[DIRECTIONS]: Take every line that has the string "Enter" and copy it out.
---
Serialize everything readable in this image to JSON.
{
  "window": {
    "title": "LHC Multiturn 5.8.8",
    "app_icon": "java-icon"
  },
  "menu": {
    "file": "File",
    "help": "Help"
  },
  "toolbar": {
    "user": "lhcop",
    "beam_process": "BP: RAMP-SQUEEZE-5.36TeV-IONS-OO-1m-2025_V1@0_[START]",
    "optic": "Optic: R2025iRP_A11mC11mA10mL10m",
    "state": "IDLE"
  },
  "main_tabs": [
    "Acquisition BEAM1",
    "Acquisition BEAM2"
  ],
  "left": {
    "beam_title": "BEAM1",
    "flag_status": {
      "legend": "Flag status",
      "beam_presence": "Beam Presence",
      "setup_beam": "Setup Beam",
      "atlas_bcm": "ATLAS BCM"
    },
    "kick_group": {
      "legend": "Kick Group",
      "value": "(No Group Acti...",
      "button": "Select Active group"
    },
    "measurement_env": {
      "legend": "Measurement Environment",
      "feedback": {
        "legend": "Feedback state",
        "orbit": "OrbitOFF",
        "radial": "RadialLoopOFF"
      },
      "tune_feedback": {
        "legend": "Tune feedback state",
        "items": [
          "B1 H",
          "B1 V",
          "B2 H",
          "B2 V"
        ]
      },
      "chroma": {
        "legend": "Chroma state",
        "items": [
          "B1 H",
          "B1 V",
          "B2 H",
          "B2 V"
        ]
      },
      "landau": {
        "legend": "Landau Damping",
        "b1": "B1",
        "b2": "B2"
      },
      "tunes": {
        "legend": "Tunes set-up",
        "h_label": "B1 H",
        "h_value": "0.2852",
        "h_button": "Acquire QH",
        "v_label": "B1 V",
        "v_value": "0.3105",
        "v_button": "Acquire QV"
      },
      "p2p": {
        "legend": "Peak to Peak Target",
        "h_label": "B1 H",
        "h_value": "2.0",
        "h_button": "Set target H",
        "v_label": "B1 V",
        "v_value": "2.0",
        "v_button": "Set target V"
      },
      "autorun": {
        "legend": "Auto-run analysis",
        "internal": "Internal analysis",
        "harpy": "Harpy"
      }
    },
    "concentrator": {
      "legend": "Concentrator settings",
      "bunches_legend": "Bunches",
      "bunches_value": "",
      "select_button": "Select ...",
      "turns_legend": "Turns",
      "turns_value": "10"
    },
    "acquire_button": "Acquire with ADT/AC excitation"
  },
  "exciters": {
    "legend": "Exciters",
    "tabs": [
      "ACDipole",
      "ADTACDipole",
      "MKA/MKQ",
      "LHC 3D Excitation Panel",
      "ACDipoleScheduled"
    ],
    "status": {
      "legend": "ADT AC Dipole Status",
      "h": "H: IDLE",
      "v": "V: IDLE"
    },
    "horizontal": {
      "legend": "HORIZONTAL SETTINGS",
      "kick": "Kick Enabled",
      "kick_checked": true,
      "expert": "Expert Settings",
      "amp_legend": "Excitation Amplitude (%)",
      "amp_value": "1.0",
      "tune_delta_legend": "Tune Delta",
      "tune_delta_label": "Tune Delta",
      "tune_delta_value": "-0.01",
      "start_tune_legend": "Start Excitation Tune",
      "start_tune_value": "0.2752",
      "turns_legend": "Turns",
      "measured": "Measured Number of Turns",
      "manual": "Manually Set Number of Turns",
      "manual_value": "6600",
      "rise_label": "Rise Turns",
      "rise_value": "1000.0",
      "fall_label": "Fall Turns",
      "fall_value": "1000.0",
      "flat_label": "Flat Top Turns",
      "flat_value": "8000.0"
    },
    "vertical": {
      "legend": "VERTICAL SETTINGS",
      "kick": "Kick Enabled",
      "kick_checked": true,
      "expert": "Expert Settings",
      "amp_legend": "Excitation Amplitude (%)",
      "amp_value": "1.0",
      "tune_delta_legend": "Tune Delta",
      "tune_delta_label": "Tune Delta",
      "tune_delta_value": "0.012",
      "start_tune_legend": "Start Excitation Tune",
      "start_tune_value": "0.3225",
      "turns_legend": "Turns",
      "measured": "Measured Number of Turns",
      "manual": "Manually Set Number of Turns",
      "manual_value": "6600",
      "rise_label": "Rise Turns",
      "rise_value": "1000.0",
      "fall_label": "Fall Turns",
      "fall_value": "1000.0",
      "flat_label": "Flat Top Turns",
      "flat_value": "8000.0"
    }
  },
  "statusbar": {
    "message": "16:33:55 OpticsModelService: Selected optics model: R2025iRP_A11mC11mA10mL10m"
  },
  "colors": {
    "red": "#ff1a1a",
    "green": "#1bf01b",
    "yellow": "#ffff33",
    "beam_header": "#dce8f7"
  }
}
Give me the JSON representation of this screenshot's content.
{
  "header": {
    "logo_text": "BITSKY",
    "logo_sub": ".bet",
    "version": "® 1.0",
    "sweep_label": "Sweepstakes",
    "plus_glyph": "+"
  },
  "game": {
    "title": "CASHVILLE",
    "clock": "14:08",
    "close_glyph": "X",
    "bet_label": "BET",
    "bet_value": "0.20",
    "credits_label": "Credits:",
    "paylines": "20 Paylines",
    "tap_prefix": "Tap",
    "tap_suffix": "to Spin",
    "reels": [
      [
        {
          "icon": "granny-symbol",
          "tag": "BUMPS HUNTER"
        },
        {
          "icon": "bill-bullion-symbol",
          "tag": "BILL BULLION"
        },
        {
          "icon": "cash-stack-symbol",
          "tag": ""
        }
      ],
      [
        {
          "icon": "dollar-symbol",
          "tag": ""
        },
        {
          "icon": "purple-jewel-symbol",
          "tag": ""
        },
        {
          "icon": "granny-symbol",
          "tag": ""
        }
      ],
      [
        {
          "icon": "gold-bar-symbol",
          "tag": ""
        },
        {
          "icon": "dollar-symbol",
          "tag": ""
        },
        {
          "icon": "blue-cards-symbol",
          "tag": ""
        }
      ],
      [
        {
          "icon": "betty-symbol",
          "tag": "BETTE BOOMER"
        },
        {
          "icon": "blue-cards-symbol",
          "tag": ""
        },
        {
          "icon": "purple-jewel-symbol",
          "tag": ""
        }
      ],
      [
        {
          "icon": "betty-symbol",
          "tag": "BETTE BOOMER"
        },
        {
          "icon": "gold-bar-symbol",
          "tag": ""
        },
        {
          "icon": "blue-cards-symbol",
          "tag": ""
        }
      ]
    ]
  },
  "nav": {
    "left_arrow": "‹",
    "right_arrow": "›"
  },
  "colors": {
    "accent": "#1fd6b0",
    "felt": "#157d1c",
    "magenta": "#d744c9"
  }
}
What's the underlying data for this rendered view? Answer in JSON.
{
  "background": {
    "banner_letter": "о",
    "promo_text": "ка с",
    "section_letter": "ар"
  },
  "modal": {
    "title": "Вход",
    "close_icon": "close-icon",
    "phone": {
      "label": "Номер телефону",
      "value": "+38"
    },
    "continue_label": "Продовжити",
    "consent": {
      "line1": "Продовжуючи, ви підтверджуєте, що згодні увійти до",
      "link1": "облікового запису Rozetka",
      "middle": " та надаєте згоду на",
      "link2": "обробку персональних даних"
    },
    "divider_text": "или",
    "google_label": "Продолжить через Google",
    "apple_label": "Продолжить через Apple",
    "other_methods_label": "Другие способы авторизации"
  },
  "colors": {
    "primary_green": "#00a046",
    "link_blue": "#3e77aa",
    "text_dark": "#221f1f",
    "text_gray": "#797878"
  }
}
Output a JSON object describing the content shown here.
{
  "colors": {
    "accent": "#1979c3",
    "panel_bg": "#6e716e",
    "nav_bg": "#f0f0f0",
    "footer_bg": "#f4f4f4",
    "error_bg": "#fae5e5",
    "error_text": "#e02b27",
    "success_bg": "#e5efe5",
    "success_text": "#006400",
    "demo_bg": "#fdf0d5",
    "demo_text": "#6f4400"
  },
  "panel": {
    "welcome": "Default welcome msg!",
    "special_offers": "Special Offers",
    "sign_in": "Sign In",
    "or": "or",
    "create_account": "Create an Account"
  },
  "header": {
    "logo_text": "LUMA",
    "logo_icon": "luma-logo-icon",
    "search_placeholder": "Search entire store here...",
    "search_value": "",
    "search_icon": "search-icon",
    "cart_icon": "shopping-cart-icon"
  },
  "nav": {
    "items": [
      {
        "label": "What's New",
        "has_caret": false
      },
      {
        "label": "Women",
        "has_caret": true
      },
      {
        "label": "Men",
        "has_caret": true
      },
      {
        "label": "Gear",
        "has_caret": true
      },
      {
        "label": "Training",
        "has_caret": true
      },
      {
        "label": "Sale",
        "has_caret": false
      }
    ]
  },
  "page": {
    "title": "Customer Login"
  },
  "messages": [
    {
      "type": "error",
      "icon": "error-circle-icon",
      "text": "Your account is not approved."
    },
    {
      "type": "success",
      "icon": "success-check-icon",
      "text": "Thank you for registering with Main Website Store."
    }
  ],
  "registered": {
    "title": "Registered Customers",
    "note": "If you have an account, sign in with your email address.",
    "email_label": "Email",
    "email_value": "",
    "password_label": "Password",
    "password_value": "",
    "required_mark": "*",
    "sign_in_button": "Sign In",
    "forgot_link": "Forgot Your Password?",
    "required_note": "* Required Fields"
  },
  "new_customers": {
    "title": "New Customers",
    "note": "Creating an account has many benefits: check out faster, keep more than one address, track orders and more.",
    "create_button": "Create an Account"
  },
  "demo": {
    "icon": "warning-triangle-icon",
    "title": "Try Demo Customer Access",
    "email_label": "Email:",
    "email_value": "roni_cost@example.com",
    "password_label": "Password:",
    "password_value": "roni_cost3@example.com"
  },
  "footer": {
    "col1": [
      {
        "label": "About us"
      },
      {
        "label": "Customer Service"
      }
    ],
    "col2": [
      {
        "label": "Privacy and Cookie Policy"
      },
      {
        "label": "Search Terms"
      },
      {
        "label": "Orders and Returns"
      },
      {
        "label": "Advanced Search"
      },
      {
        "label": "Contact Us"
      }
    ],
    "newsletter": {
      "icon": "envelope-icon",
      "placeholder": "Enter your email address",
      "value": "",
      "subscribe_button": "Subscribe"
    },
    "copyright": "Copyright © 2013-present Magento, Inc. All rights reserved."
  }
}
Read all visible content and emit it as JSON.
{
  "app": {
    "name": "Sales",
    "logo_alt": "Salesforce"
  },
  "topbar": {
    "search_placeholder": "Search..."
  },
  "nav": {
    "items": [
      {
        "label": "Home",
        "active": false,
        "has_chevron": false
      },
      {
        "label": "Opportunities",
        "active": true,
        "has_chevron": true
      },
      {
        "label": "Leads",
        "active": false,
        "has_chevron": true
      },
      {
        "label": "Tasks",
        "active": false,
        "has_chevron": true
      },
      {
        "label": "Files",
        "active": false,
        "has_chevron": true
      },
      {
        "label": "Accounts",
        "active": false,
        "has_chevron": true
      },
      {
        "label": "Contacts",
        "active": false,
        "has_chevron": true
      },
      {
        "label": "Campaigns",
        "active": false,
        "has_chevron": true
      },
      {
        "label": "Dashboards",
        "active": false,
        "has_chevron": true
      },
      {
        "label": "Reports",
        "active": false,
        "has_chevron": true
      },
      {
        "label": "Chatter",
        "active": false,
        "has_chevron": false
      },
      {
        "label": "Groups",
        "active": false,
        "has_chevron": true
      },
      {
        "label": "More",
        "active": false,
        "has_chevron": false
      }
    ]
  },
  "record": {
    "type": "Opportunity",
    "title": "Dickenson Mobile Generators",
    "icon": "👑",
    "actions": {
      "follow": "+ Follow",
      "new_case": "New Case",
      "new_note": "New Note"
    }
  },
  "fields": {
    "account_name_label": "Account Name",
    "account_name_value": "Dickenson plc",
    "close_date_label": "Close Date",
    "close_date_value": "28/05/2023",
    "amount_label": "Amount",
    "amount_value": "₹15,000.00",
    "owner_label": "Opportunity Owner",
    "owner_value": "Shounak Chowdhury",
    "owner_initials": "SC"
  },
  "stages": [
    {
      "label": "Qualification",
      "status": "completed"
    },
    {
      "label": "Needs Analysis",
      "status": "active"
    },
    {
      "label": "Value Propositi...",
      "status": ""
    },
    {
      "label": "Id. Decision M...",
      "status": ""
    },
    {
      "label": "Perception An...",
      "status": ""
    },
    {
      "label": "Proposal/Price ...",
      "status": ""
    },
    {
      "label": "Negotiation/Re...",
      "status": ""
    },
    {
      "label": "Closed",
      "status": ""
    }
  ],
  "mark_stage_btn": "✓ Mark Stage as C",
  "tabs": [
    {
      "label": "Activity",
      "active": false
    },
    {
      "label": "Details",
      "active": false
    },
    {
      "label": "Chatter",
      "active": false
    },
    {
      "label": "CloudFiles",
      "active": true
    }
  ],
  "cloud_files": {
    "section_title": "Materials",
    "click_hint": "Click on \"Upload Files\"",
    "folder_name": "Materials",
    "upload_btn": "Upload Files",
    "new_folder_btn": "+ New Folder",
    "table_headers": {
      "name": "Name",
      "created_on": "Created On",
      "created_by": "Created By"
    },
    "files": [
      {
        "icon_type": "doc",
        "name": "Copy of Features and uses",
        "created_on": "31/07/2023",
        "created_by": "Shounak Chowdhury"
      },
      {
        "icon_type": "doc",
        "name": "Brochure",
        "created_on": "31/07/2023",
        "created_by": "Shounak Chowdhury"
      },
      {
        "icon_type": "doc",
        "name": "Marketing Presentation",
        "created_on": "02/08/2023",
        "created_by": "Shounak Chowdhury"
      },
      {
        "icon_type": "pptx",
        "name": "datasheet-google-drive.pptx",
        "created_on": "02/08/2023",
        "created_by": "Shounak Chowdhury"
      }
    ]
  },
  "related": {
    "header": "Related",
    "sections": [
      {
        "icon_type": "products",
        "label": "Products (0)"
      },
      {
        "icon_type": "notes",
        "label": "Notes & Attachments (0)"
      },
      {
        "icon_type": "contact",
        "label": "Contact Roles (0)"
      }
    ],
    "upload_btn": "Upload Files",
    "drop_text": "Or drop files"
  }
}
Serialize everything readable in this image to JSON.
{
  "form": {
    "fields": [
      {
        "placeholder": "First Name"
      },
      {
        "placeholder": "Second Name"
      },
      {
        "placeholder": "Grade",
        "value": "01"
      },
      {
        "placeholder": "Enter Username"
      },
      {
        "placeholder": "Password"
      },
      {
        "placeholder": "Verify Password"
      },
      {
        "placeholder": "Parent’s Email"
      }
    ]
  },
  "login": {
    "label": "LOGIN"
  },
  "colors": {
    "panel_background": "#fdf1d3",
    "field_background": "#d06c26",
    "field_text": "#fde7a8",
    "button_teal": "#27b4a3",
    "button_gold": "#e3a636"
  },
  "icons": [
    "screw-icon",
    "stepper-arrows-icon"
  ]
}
---
[WRITTEN SOLUTION]:
      "placeholder": "Enter your email address",
        "placeholder": "Enter Username"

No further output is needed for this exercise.